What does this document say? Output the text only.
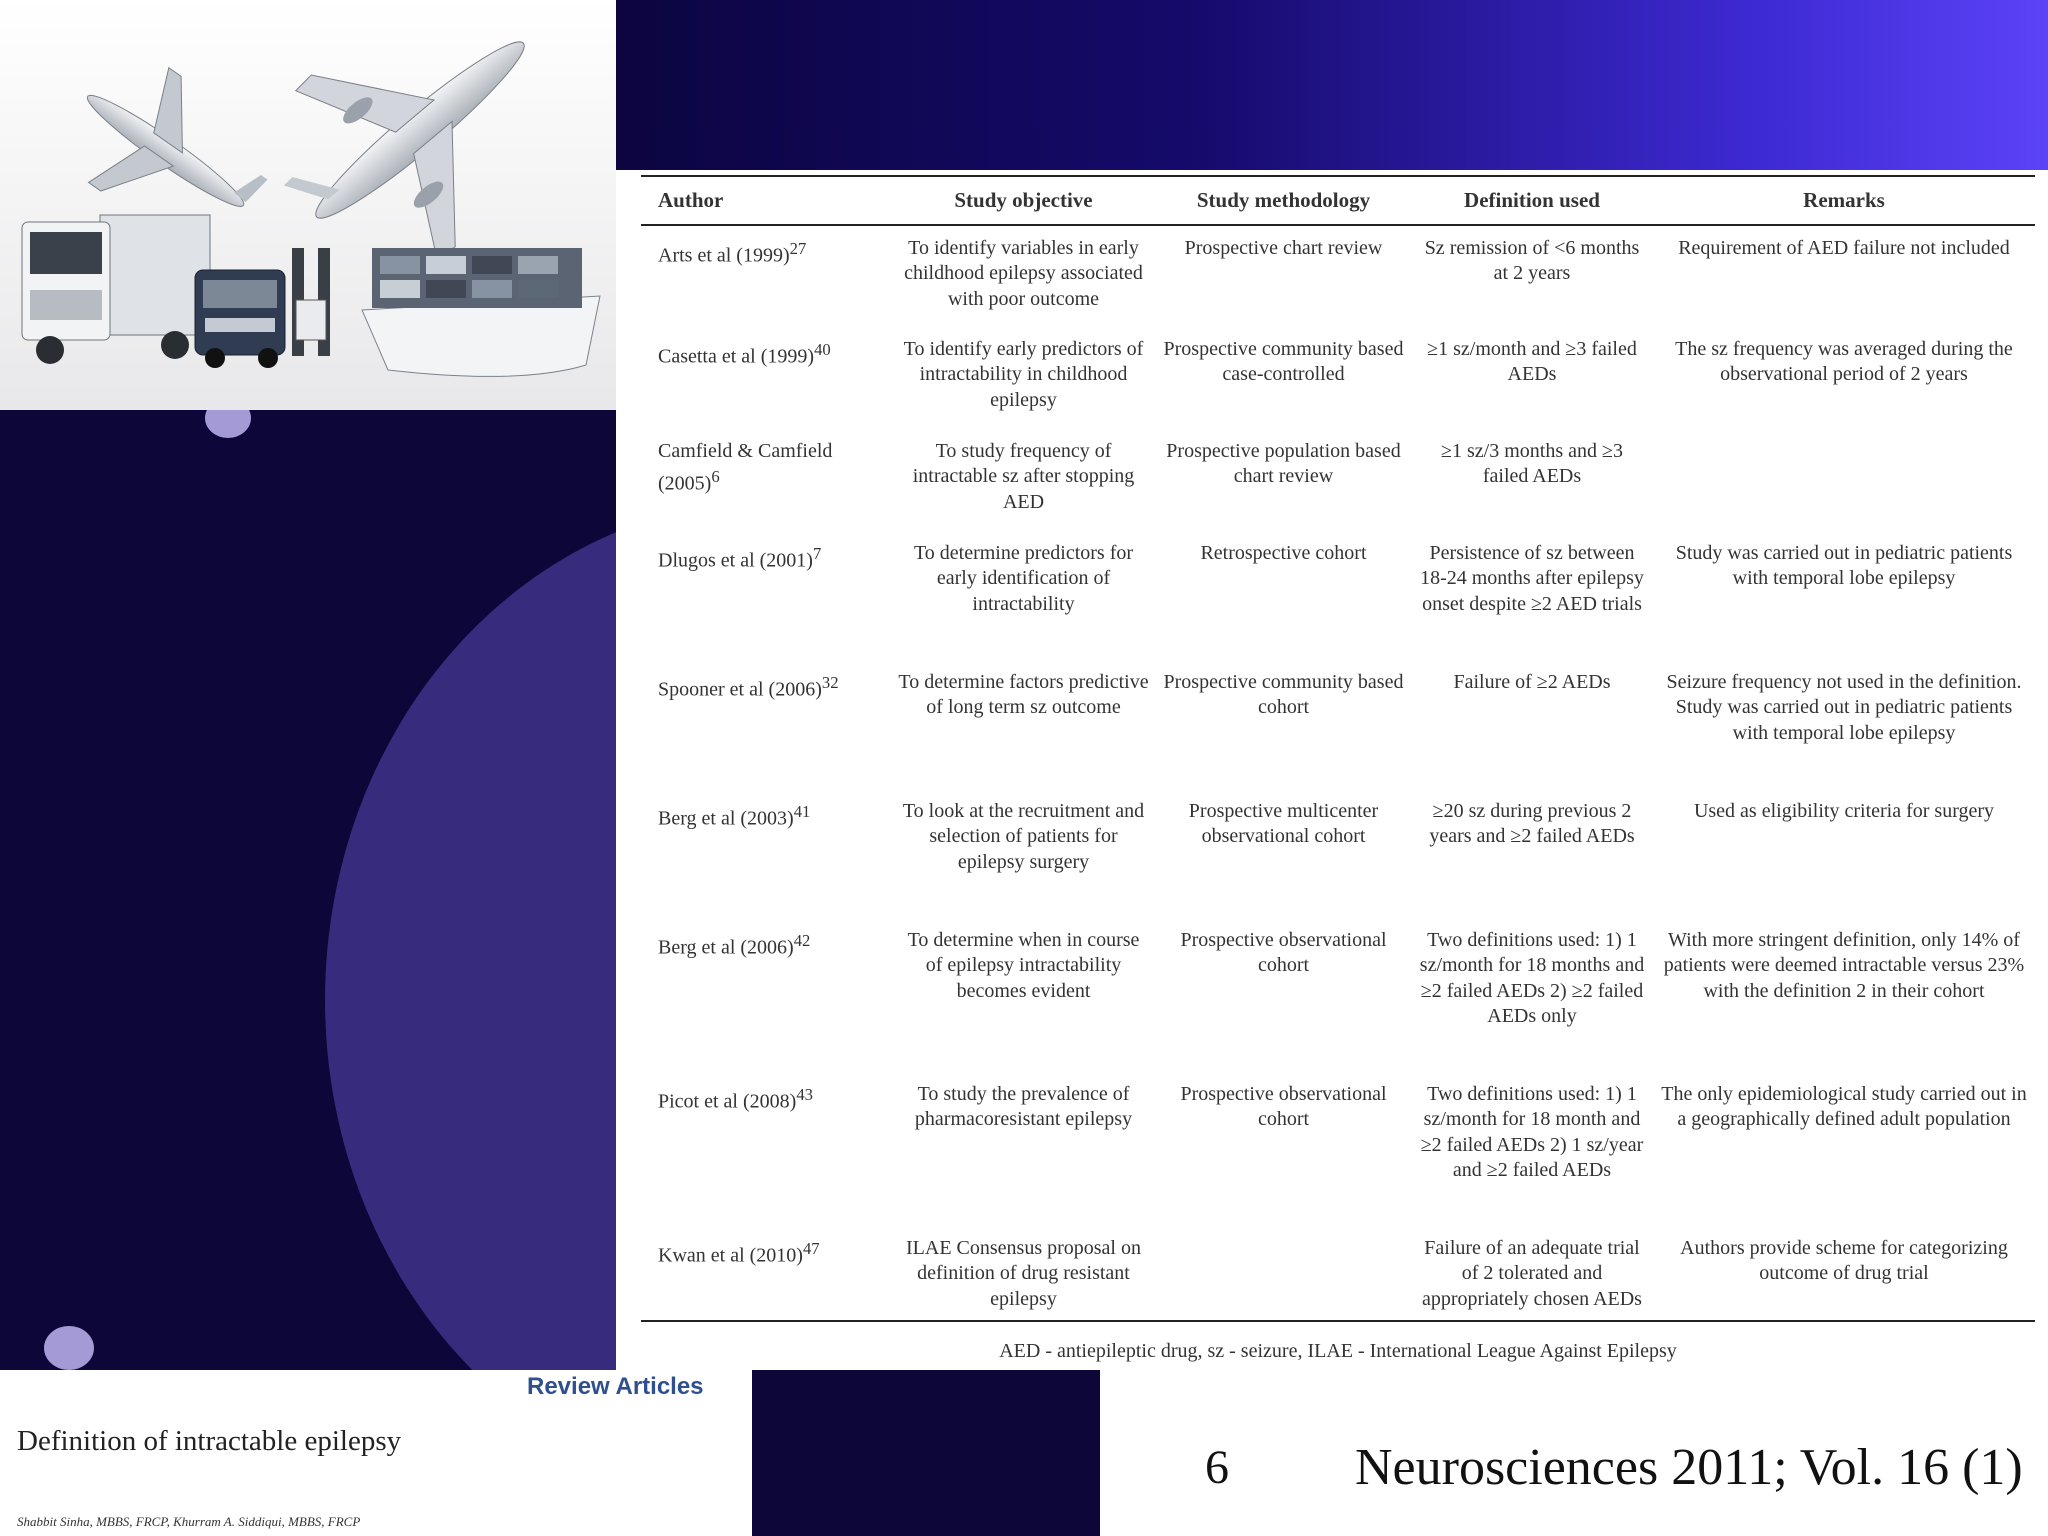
Author	Study objective	Study methodology	Definition used	Remarks
Arts et al $(1999)^{27}$	To identify variables in early childhood epilepsy associated with poor outcome	Prospective chart review	Sz remission of <6 months at 2 years	Requirement of AED failure not included
Casetta et al $(1999)^{40}$	To identify early predictors of intractability in childhood epilepsy	Prospective community based case-controlled	≥1 sz/month and ≥3 failed AEDs	The sz frequency was averaged during the observational period of 2 years
Camfield & Camfield $(2005)^6$	To study frequency of intractable sz after stopping AED	Prospective population based chart review	≥1 sz/3 months and ≥3 failed AEDs	
Dlugos et al $(2001)^7$	To determine predictors for early identification of intractability	Retrospective cohort	Persistence of sz between 18-24 months after epilepsy onset despite ≥2 AED trials	Study was carried out in pediatric patients with temporal lobe epilepsy
Spooner et al $(2006)^{32}$	To determine factors predictive of long term sz outcome	Prospective community based cohort	Failure of ≥2 AEDs	Seizure frequency not used in the definition. Study was carried out in pediatric patients with temporal lobe epilepsy
Berg et al $(2003)^{41}$	To look at the recruitment and selection of patients for epilepsy surgery	Prospective multicenter observational cohort	≥20 sz during previous 2 years and ≥2 failed AEDs	Used as eligibility criteria for surgery
Berg et al $(2006)^{42}$	To determine when in course of epilepsy intractability becomes evident	Prospective observational cohort	Two definitions used: 1) 1 sz/month for 18 months and ≥2 failed AEDs 2) ≥2 failed AEDs only	With more stringent definition, only 14% of patients were deemed intractable versus 23% with the definition 2 in their cohort
Picot et al $(2008)^{43}$	To study the prevalence of pharmacoresistant epilepsy	Prospective observational cohort	Two definitions used: 1) 1 sz/month for 18 month and ≥2 failed AEDs 2) 1 sz/year and ≥2 failed AEDs	The only epidemiological study carried out in a geographically defined adult population
Kwan et al $(2010)^{47}$	ILAE Consensus proposal on definition of drug resistant epilepsy		Failure of an adequate trial of 2 tolerated and appropriately chosen AEDs	Authors provide scheme for categorizing outcome of drug trial
AED - antiepileptic drug, sz - seizure, ILAE - International League Against Epilepsy
Review Articles
Definition of intractable epilepsy
Shabbit Sinha, MBBS, FRCP, Khurram A. Siddiqui, MBBS, FRCP
6 Neurosciences 2011; Vol. 16 (1)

[AIM OF THE TASK]: Excluding the pictures, restate the records above word for word.

[EXERCISE OUTPUT]:
What does this document say? Output the text only.
Author	Study objective	Study methodology	Definition used	Remarks
Arts et al $(1999)^{27}$	To identify variables in early childhood epilepsy associated with poor outcome	Prospective chart review	Sz remission of <6 months at 2 years	Requirement of AED failure not included
Casetta et al $(1999)^{40}$	To identify early predictors of intractability in childhood epilepsy	Prospective community based case-controlled	≥1 sz/month and ≥3 failed AEDs	The sz frequency was averaged during the observational period of 2 years
Camfield & Camfield $(2005)^6$	To study frequency of intractable sz after stopping AED	Prospective population based chart review	≥1 sz/3 months and ≥3 failed AEDs	
Dlugos et al $(2001)^7$	To determine predictors for early identification of intractability	Retrospective cohort	Persistence of sz between 18-24 months after epilepsy onset despite ≥2 AED trials	Study was carried out in pediatric patients with temporal lobe epilepsy
Spooner et al $(2006)^{32}$	To determine factors predictive of long term sz outcome	Prospective community based cohort	Failure of ≥2 AEDs	Seizure frequency not used in the definition. Study was carried out in pediatric patients with temporal lobe epilepsy
Berg et al $(2003)^{41}$	To look at the recruitment and selection of patients for epilepsy surgery	Prospective multicenter observational cohort	≥20 sz during previous 2 years and ≥2 failed AEDs	Used as eligibility criteria for surgery
Berg et al $(2006)^{42}$	To determine when in course of epilepsy intractability becomes evident	Prospective observational cohort	Two definitions used: 1) 1 sz/month for 18 months and ≥2 failed AEDs 2) ≥2 failed AEDs only	With more stringent definition, only 14% of patients were deemed intractable versus 23% with the definition 2 in their cohort
Picot et al $(2008)^{43}$	To study the prevalence of pharmacoresistant epilepsy	Prospective observational cohort	Two definitions used: 1) 1 sz/month for 18 month and ≥2 failed AEDs 2) 1 sz/year and ≥2 failed AEDs	The only epidemiological study carried out in a geographically defined adult population
Kwan et al $(2010)^{47}$	ILAE Consensus proposal on definition of drug resistant epilepsy		Failure of an adequate trial of 2 tolerated and appropriately chosen AEDs	Authors provide scheme for categorizing outcome of drug trial
AED - antiepileptic drug, sz - seizure, ILAE - International League Against Epilepsy
Review Articles
Definition of intractable epilepsy
Shabbit Sinha, MBBS, FRCP, Khurram A. Siddiqui, MBBS, FRCP
6 Neurosciences 2011; Vol. 16 (1)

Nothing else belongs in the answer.